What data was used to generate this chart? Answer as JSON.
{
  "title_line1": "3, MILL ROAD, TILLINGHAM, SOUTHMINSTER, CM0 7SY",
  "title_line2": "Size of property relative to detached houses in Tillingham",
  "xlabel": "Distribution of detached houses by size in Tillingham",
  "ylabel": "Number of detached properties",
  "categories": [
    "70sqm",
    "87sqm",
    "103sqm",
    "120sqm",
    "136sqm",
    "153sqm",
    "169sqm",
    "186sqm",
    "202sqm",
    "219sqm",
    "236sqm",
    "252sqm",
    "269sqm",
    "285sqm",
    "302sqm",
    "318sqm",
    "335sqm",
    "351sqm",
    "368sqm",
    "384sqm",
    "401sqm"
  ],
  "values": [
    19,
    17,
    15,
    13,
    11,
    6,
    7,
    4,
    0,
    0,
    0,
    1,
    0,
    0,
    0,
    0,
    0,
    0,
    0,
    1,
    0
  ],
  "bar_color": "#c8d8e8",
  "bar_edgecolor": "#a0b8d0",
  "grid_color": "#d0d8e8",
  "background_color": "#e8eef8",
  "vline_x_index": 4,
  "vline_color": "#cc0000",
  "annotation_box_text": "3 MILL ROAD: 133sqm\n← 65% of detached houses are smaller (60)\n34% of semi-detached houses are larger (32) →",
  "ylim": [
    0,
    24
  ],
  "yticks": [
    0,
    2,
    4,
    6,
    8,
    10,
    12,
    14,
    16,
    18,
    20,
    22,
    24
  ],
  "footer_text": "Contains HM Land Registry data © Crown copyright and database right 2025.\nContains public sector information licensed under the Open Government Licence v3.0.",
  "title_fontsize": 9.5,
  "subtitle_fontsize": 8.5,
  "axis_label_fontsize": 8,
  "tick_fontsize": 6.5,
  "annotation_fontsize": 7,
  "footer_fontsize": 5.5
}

* * *

Locate the lines above that hold the word "detached". Show every one of them.

  "title_line2": "Size of property relative to detached houses in Tillingham",
  "xlabel": "Distribution of detached houses by size in Tillingham",
  "ylabel": "Number of detached properties",
  "annotation_box_text": "3 MILL ROAD: 133sqm\n← 65% of detached houses are smaller (60)\n34% of semi-detached houses are larger (32) →",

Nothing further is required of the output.